(Data records)
═══
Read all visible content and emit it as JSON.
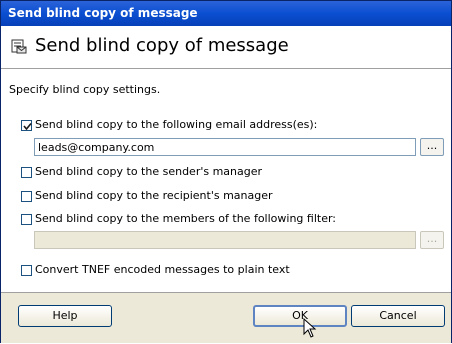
{
  "window": {
    "title": "Send blind copy of message"
  },
  "header": {
    "title": "Send blind copy of message",
    "icon": "bcc-message-icon"
  },
  "instructions": "Specify blind copy settings.",
  "options": {
    "email": {
      "label": "Send blind copy to the following email address(es):",
      "checked": true,
      "value": "leads@company.com",
      "browse_label": "..."
    },
    "sender_manager": {
      "label": "Send blind copy to the sender's manager",
      "checked": false
    },
    "recipient_manager": {
      "label": "Send blind copy to the recipient's manager",
      "checked": false
    },
    "filter": {
      "label": "Send blind copy to the members of the following filter:",
      "checked": false,
      "value": "",
      "browse_label": "..."
    },
    "tnef": {
      "label": "Convert TNEF encoded messages to plain text",
      "checked": false
    }
  },
  "buttons": {
    "help": "Help",
    "ok": "OK",
    "cancel": "Cancel"
  },
  "colors": {
    "title_bar": "#0a4fd1",
    "dialog_bg": "#ece9d8",
    "checkbox_border": "#1c5180",
    "check_mark": "#21a121"
  }
}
═══
▶ _Exercise requirements_
Quote every line of the records above exactly; no picture is to be copied.

▶ _Right answer_
Read all visible content and emit it as JSON.
{
  "window": {
    "title": "Send blind copy of message"
  },
  "header": {
    "title": "Send blind copy of message",
    "icon": "bcc-message-icon"
  },
  "instructions": "Specify blind copy settings.",
  "options": {
    "email": {
      "label": "Send blind copy to the following email address(es):",
      "checked": true,
      "value": "leads@company.com",
      "browse_label": "..."
    },
    "sender_manager": {
      "label": "Send blind copy to the sender's manager",
      "checked": false
    },
    "recipient_manager": {
      "label": "Send blind copy to the recipient's manager",
      "checked": false
    },
    "filter": {
      "label": "Send blind copy to the members of the following filter:",
      "checked": false,
      "value": "",
      "browse_label": "..."
    },
    "tnef": {
      "label": "Convert TNEF encoded messages to plain text",
      "checked": false
    }
  },
  "buttons": {
    "help": "Help",
    "ok": "OK",
    "cancel": "Cancel"
  },
  "colors": {
    "title_bar": "#0a4fd1",
    "dialog_bg": "#ece9d8",
    "checkbox_border": "#1c5180",
    "check_mark": "#21a121"
  }
}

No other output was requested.